Goal of the exercise — Count the lines below that contain the word "Cómo" and give only that number.

[Saved entries]
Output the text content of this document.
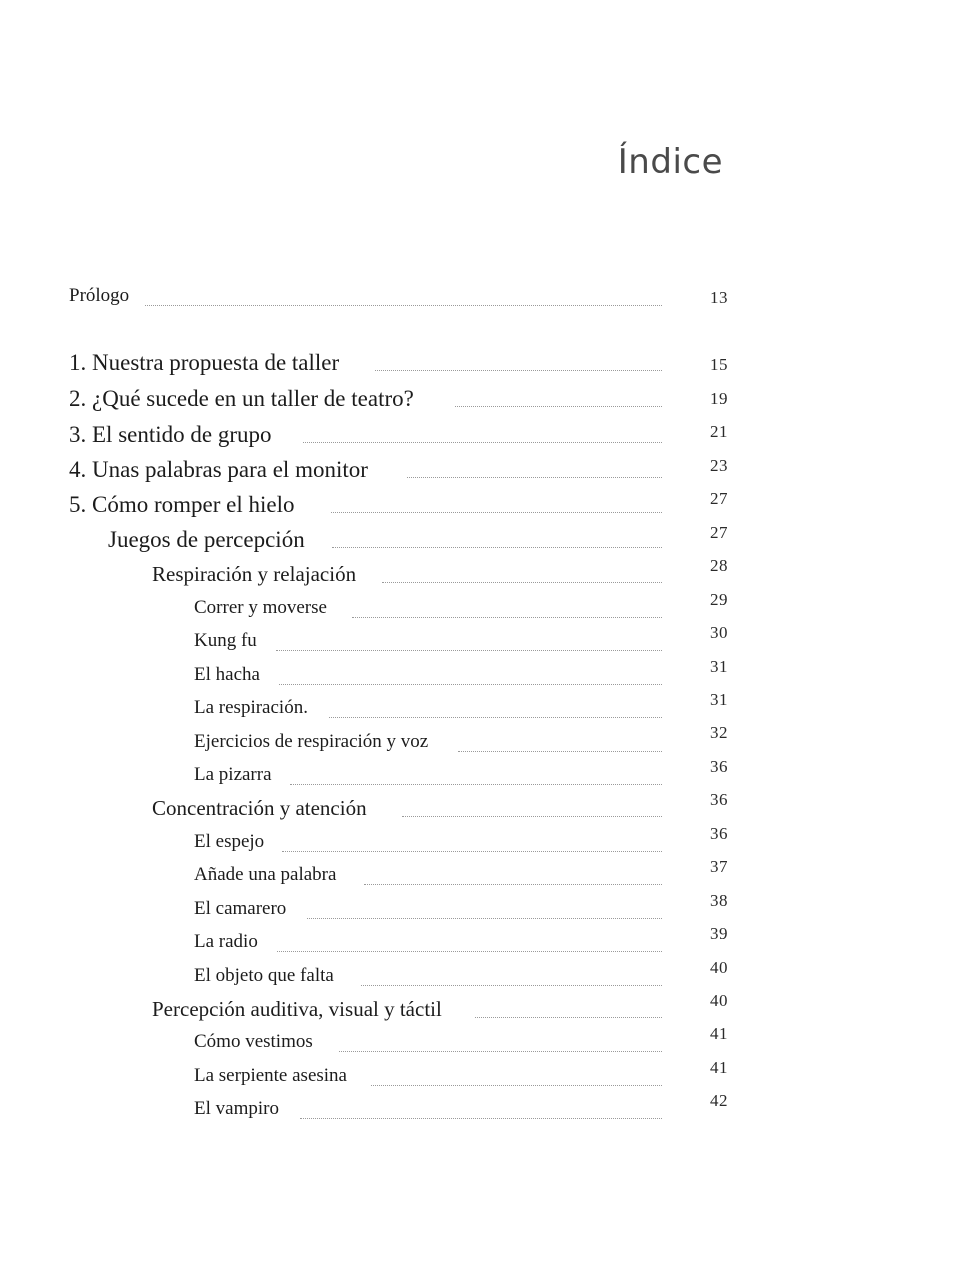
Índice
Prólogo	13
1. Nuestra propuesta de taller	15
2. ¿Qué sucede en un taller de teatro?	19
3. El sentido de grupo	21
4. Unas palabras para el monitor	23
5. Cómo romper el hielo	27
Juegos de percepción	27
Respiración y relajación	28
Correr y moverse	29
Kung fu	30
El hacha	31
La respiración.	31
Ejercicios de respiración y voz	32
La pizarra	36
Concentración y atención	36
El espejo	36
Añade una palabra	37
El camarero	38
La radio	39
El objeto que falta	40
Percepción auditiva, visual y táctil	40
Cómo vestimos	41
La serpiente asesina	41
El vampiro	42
--
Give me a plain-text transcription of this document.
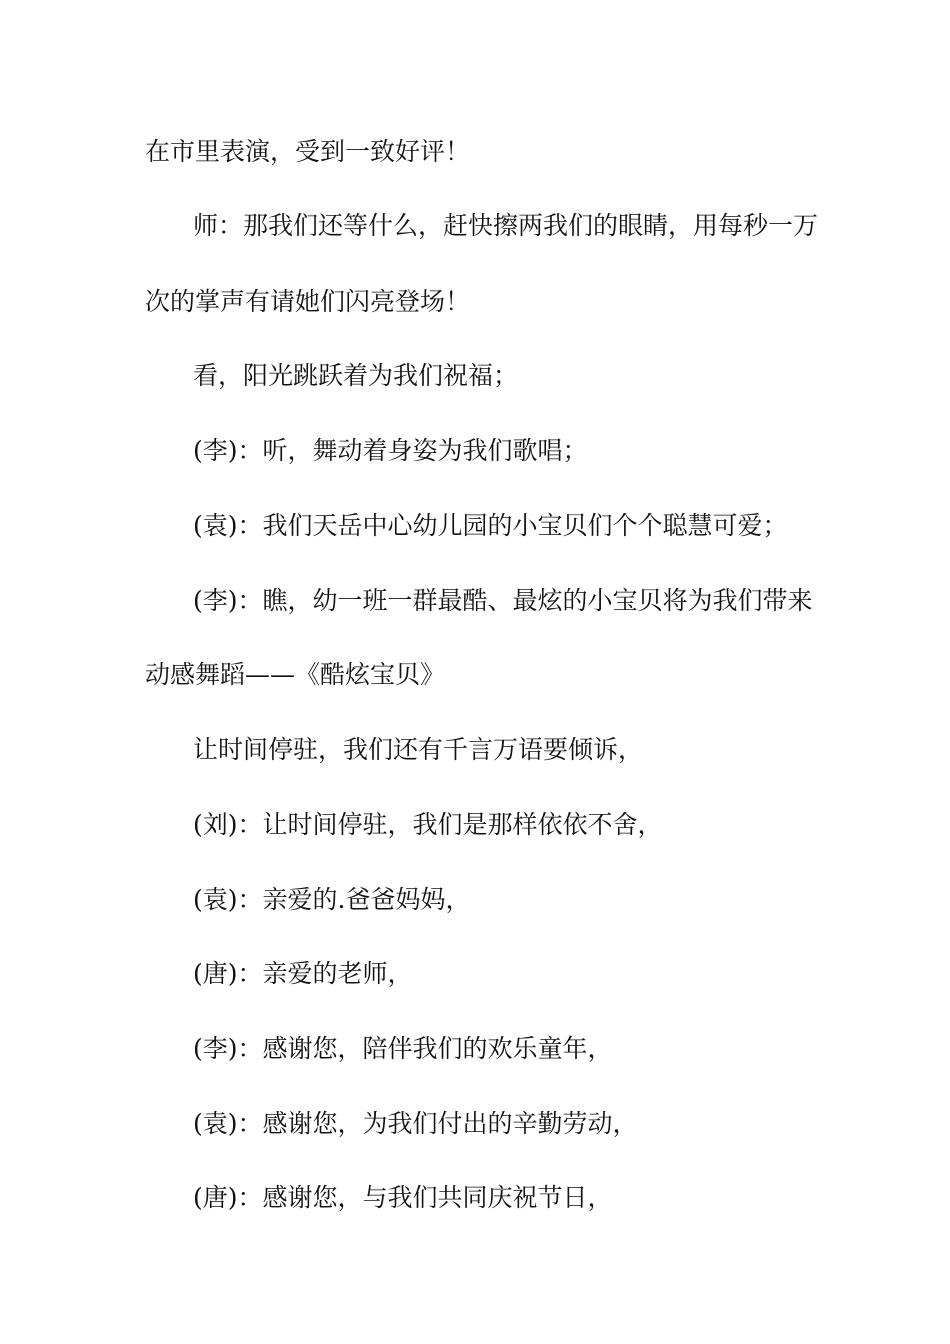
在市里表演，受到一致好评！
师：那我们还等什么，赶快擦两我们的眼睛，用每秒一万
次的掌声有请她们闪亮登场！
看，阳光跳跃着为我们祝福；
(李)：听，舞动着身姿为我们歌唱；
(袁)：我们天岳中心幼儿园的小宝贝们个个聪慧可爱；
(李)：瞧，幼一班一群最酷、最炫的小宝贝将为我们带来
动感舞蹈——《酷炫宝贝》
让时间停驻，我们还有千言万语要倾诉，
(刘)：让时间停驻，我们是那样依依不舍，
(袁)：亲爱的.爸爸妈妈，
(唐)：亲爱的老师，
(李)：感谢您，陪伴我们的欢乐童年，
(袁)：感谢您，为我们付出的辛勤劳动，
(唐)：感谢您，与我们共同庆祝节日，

Exercise solution — 2